Turn each line of the records below into a numbered list, skipping any blank lines. Leave the pictures out of your answer.

MATERIAL PROVIDED:
•••••

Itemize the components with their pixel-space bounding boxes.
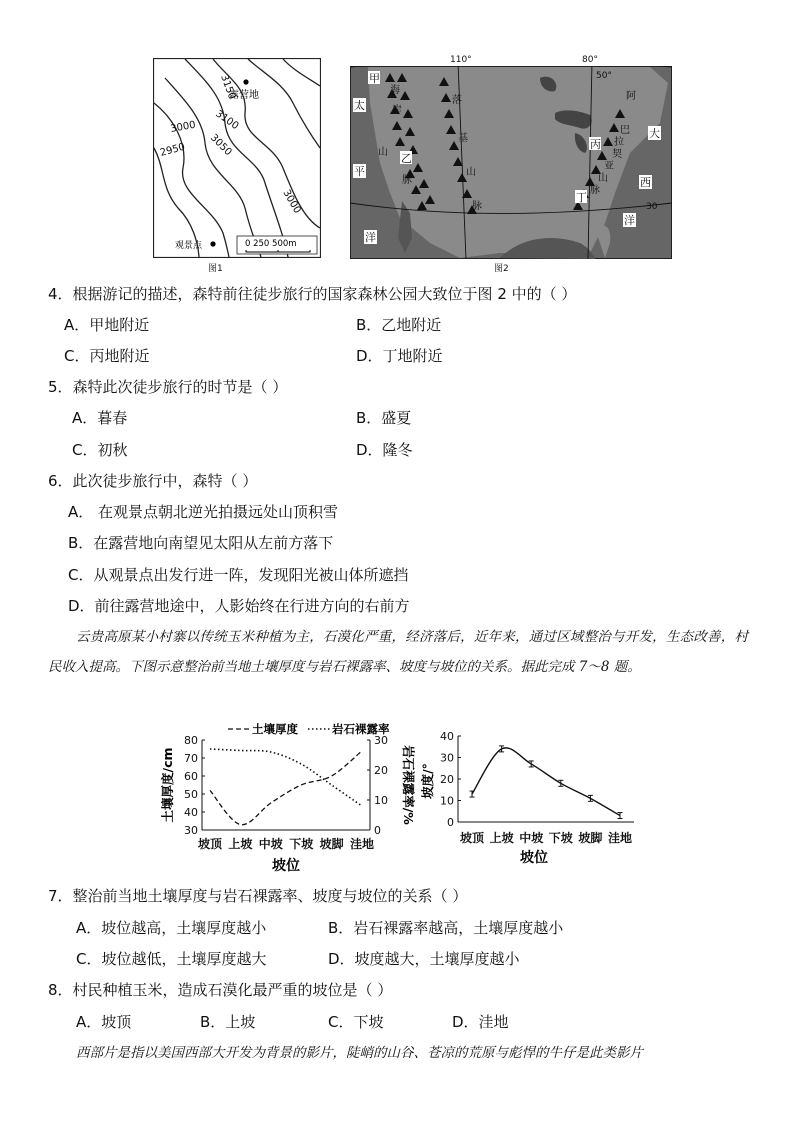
appalachian-label-5: 亚 [604,161,614,172]
x-tick-label: 下坡 [289,837,314,851]
q8-option-d: D．洼地 [452,1013,509,1031]
y-tick-left: 60 [184,770,198,783]
x-tick-label: 中坡 [258,837,283,851]
contour-label: 3000 [169,119,197,135]
legend-soil-label: 土壤厚度 [252,722,298,736]
pacific-label-2: 平 [354,165,365,178]
y-tick: 10 [440,794,454,808]
appalachian-label-7: 脉 [590,185,600,196]
rocky-label-4: 脉 [472,201,482,212]
y-tick: 40 [440,730,454,743]
viewpoint-label: 观景点 [175,241,203,251]
y-tick-left: 40 [184,806,198,819]
q4-option-c: C．丙地附近 [64,347,150,365]
q8-option-a: A．坡顶 [76,1013,132,1031]
q4-option-a: A．甲地附近 [64,316,150,334]
y-tick: 20 [440,773,454,786]
q8-option-c: C．下坡 [328,1013,384,1031]
chart-slope-gradient [420,726,640,876]
x-tick-label: 上坡 [489,831,514,845]
q5-option-a: A．暮春 [72,409,128,427]
data-point-error-bar [618,813,623,819]
contour-label: 3000 [280,188,303,216]
q6-option-b: B．在露营地向南望见太阳从左前方落下 [68,534,334,552]
scale-label: 0 250 500m [245,239,297,249]
y-axis-label: 坡度/° [420,763,435,799]
y-axis-left-label: 土壤厚度/cm [160,747,175,823]
y-axis-right-label: 岩石裸露率/% [401,745,416,825]
x-tick-label: 洼地 [607,831,633,845]
q6-option-c: C．从观景点出发行进一阵，发现阳光被山体所遮挡 [68,566,409,584]
x-tick-label: 坡脚 [578,831,603,845]
coast-label-1: 海 [390,85,400,96]
contour-label: 2950 [158,141,187,159]
y-tick: 0 [447,816,454,829]
x-tick-label: 洼地 [349,837,375,851]
figure-1-contour-map [153,58,321,258]
y-tick-left: 80 [184,734,198,747]
question-6-stem: 6．此次徒步旅行中，森特（ ） [48,472,258,490]
contour-label: 3100 [213,108,241,133]
camp-marker [243,79,248,84]
contour-label: 3150 [218,73,238,101]
passage-western-films: 西部片是指以美国西部大开发为背景的影片，陡峭的山谷、苍凉的荒原与彪悍的牛仔是此类影片 [76,1045,643,1061]
x-tick-label: 坡脚 [319,837,344,851]
coast-label-2: 岸 [392,105,402,116]
x-tick-label: 下坡 [548,831,573,845]
q8-option-b: B．上坡 [200,1013,256,1031]
x-tick-label: 坡顶 [459,831,485,845]
x-tick-label: 坡顶 [197,837,223,851]
viewpoint-marker [210,241,215,246]
lon-80-label: 80° [582,55,598,65]
series-soil-thickness [210,751,362,825]
lon-110-label: 110° [450,55,472,65]
q7-option-d: D．坡度越大，土壤厚度越小 [328,950,520,968]
camp-label: 露营地 [229,90,259,101]
x-tick-label: 中坡 [519,831,544,845]
lat-30-label: 30 [646,202,658,212]
rocky-label-3: 山 [466,167,476,178]
coast-label-4: 脉 [402,175,412,186]
place-jia: 甲 [369,72,380,85]
data-point-error-bar [529,761,534,767]
y-tick-left: 30 [184,824,198,837]
appalachian-label-2: 巴 [620,125,630,136]
appalachian-label-1: 阿 [626,91,636,102]
question-5-stem: 5．森特此次徒步旅行的时节是（ ） [48,378,288,396]
y-tick-right: 20 [374,764,388,777]
rocky-label-2: 基 [458,133,468,144]
x-axis-label: 坡位 [272,858,300,874]
q7-option-b: B．岩石裸露率越高，土壤厚度越小 [328,919,564,937]
q5-option-b: B．盛夏 [356,409,412,427]
y-tick-right: 30 [374,734,388,747]
legend-rock-label: 岩石裸露率 [332,722,390,736]
y-tick: 30 [440,751,454,765]
data-point-error-bar [588,795,593,801]
question-7-stem: 7．整治前当地土壤厚度与岩石裸露率、坡度与坡位的关系（ ） [48,887,468,905]
passage-7-8: 云贵高原某小村寨以传统玉米种植为主，石漠化严重，经济落后，近年来，通过区域整治与开发，生态改善，村民收入提高。下图示意整治前当地土壤厚度与岩石裸露率、坡度与坡位的关系。据此完成 7～8 题。 [48,629,748,675]
pacific-label-1: 太 [354,99,365,112]
rocky-label-1: 落 [452,95,462,106]
atlantic-label-1: 大 [649,127,660,140]
place-bing: 丙 [590,138,601,151]
y-tick-left: 70 [184,752,198,765]
chart-soil-thickness-rock-exposure [158,720,420,876]
appalachian-label-4: 契 [612,149,622,160]
atlantic-label-3: 洋 [624,214,635,227]
q7-option-c: C．坡位越低，土壤厚度越大 [76,950,267,968]
question-4-stem: 4．根据游记的描述，森特前往徒步旅行的国家森林公园大致位于图 2 中的（ ） [48,285,577,303]
series-slope [472,748,620,816]
atlantic-label-2: 西 [640,176,651,189]
coast-label-3: 山 [378,147,388,158]
lat-50-label: 50° [596,71,612,81]
q5-option-c: C．初秋 [72,441,128,459]
q4-option-d: D．丁地附近 [356,347,443,365]
contour-label: 3050 [207,132,234,159]
q6-option-d: D．前往露营地途中，人影始终在行进方向的右前方 [68,597,410,615]
appalachian-label-3: 拉 [614,137,624,148]
y-tick-left: 50 [184,788,198,801]
x-axis-label: 坡位 [520,850,548,866]
place-ding: 丁 [576,191,587,204]
x-tick-label: 上坡 [228,837,253,851]
figure-2-north-america-map [350,53,672,259]
q7-option-a: A．坡位越高，土壤厚度越小 [76,919,267,937]
pacific-label-3: 洋 [365,231,376,244]
figure-1-caption: 图1 [208,264,223,274]
figure-2-caption: 图2 [494,264,509,274]
place-yi: 乙 [401,152,412,165]
q6-option-a: A． 在观景点朝北逆光拍摄远处山顶积雪 [68,503,339,521]
series-rock-exposure [210,749,362,806]
y-tick-right: 0 [374,824,381,837]
question-8-stem: 8．村民种植玉米，造成石漠化最严重的坡位是（ ） [48,981,393,999]
y-tick-right: 10 [374,794,388,807]
appalachian-label-6: 山 [598,173,608,184]
q4-option-b: B．乙地附近 [356,316,442,334]
q5-option-d: D．隆冬 [356,441,413,459]
data-point-error-bar [558,780,563,786]
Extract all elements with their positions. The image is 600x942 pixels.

•••••

WRITTEN ANSWER:
1. Itemize the components with their pixel-space bounding boxes.
2. appalachian-label-5: 亚 [604,161,614,172]
3. x-tick-label: 下坡 [289,837,314,851]
4. q8-option-d: D．洼地 [452,1013,509,1031]
5. y-tick-left: 60 [184,770,198,783]
6. x-tick-label: 中坡 [258,837,283,851]
7. contour-label: 3000 [169,119,197,135]
8. legend-soil-label: 土壤厚度 [252,722,298,736]
9. pacific-label-2: 平 [354,165,365,178]
10. y-tick: 10 [440,794,454,808]
11. appalachian-label-7: 脉 [590,185,600,196]
12. rocky-label-4: 脉 [472,201,482,212]
13. y-tick: 40 [440,730,454,743]
14. viewpoint-label: 观景点 [175,241,203,251]
15. y-tick-left: 40 [184,806,198,819]
16. q4-option-c: C．丙地附近 [64,347,150,365]
17. q8-option-a: A．坡顶 [76,1013,132,1031]
18. q4-option-a: A．甲地附近 [64,316,150,334]
19. y-tick: 20 [440,773,454,786]
20. q8-option-c: C．下坡 [328,1013,384,1031]
21. chart-slope-gradient [420,726,640,876]
22. x-tick-label: 上坡 [489,831,514,845]
23. q5-option-a: A．暮春 [72,409,128,427]
24. data-point-error-bar [618,813,623,819]
25. contour-label: 3000 [280,188,303,216]
26. q6-option-b: B．在露营地向南望见太阳从左前方落下 [68,534,334,552]
27. scale-label: 0 250 500m [245,239,297,249]
28. y-axis-label: 坡度/° [420,763,435,799]
29. y-axis-left-label: 土壤厚度/cm [160,747,175,823]
30. y-axis-right-label: 岩石裸露率/% [401,745,416,825]
31. x-tick-label: 洼地 [607,831,633,845]
32. q6-option-c: C．从观景点出发行进一阵，发现阳光被山体所遮挡 [68,566,409,584]
33. x-tick-label: 坡脚 [578,831,603,845]
34. coast-label-1: 海 [390,85,400,96]
35. contour-label: 2950 [158,141,187,159]
36. y-tick: 0 [447,816,454,829]
37. x-tick-label: 洼地 [349,837,375,851]
38. figure-1-contour-map [153,58,321,258]
39. y-tick-left: 80 [184,734,198,747]
40. question-6-stem: 6．此次徒步旅行中，森特（ ） [48,472,258,490]
41. contour-label: 3100 [213,108,241,133]
42. camp-marker [243,79,248,84]
43. contour-label: 3150 [218,73,238,101]
44. passage-western-films: 西部片是指以美国西部大开发为背景的影片，陡峭的山谷、苍凉的荒原与彪悍的牛仔是此类影片 [76,1045,643,1061]
45. x-tick-label: 坡脚 [319,837,344,851]
46. coast-label-2: 岸 [392,105,402,116]
47. x-tick-label: 下坡 [548,831,573,845]
48. q8-option-b: B．上坡 [200,1013,256,1031]
49. x-tick-label: 坡顶 [459,831,485,845]
50. x-tick-label: 坡顶 [197,837,223,851]
51. viewpoint-marker [210,241,215,246]
52. lon-80-label: 80° [582,55,598,65]
53. series-soil-thickness [210,751,362,825]
54. lon-110-label: 110° [450,55,472,65]
55. q7-option-d: D．坡度越大，土壤厚度越小 [328,950,520,968]
56. camp-label: 露营地 [229,90,259,101]
57. x-tick-label: 中坡 [519,831,544,845]
58. lat-30-label: 30 [646,202,658,212]
59. rocky-label-3: 山 [466,167,476,178]
60. coast-label-4: 脉 [402,175,412,186]
61. place-jia: 甲 [369,72,380,85]
62. data-point-error-bar [529,761,534,767]
63. y-tick-left: 30 [184,824,198,837]
64. appalachian-label-2: 巴 [620,125,630,136]
65. appalachian-label-1: 阿 [626,91,636,102]
66. question-5-stem: 5．森特此次徒步旅行的时节是（ ） [48,378,288,396]
67. y-tick-right: 20 [374,764,388,777]
68. rocky-label-2: 基 [458,133,468,144]
69. x-axis-label: 坡位 [272,858,300,874]
70. q7-option-b: B．岩石裸露率越高，土壤厚度越小 [328,919,564,937]
71. q5-option-b: B．盛夏 [356,409,412,427]
72. y-tick-right: 30 [374,734,388,747]
73. legend-rock-label: 岩石裸露率 [332,722,390,736]
74. y-tick: 30 [440,751,454,765]
75. data-point-error-bar [588,795,593,801]
76. question-7-stem: 7．整治前当地土壤厚度与岩石裸露率、坡度与坡位的关系（ ） [48,887,468,905]
77. passage-7-8: 云贵高原某小村寨以传统玉米种植为主，石漠化严重，经济落后，近年来，通过区域整治与开发，生态改善，村民收入提高。下图示意整治前当地土壤厚度与岩石裸露率、坡度与坡位的关系。据此完成 7～8 题。 [48,629,748,675]
78. pacific-label-1: 太 [354,99,365,112]
79. rocky-label-1: 落 [452,95,462,106]
80. atlantic-label-1: 大 [649,127,660,140]
81. place-bing: 丙 [590,138,601,151]
82. y-tick-left: 70 [184,752,198,765]
83. chart-soil-thickness-rock-exposure [158,720,420,876]
84. appalachian-label-4: 契 [612,149,622,160]
85. atlantic-label-3: 洋 [624,214,635,227]
86. q7-option-c: C．坡位越低，土壤厚度越大 [76,950,267,968]
87. question-4-stem: 4．根据游记的描述，森特前往徒步旅行的国家森林公园大致位于图 2 中的（ ） [48,285,577,303]
88. series-slope [472,748,620,816]
89. atlantic-label-2: 西 [640,176,651,189]
90. coast-label-3: 山 [378,147,388,158]
91. lat-50-label: 50° [596,71,612,81]
92. q5-option-c: C．初秋 [72,441,128,459]
93. q4-option-d: D．丁地附近 [356,347,443,365]
94. contour-label: 3050 [207,132,234,159]
95. q6-option-d: D．前往露营地途中，人影始终在行进方向的右前方 [68,597,410,615]
96. appalachian-label-3: 拉 [614,137,624,148]
97. y-tick-left: 50 [184,788,198,801]
98. x-axis-label: 坡位 [520,850,548,866]
99. place-ding: 丁 [576,191,587,204]
100. x-tick-label: 上坡 [228,837,253,851]
101. figure-2-north-america-map [350,53,672,259]
102. q7-option-a: A．坡位越高，土壤厚度越小 [76,919,267,937]
103. pacific-label-3: 洋 [365,231,376,244]
104. figure-1-caption: 图1 [208,264,223,274]
105. figure-2-caption: 图2 [494,264,509,274]
106. place-yi: 乙 [401,152,412,165]
107. q6-option-a: A． 在观景点朝北逆光拍摄远处山顶积雪 [68,503,339,521]
108. series-rock-exposure [210,749,362,806]
109. y-tick-right: 0 [374,824,381,837]
110. question-8-stem: 8．村民种植玉米，造成石漠化最严重的坡位是（ ） [48,981,393,999]
111. y-tick-right: 10 [374,794,388,807]
112. appalachian-label-6: 山 [598,173,608,184]
113. q4-option-b: B．乙地附近 [356,316,442,334]
114. q5-option-d: D．隆冬 [356,441,413,459]
115. data-point-error-bar [558,780,563,786]
116. Extract all elements with their positions. The image is 600x942 pixels.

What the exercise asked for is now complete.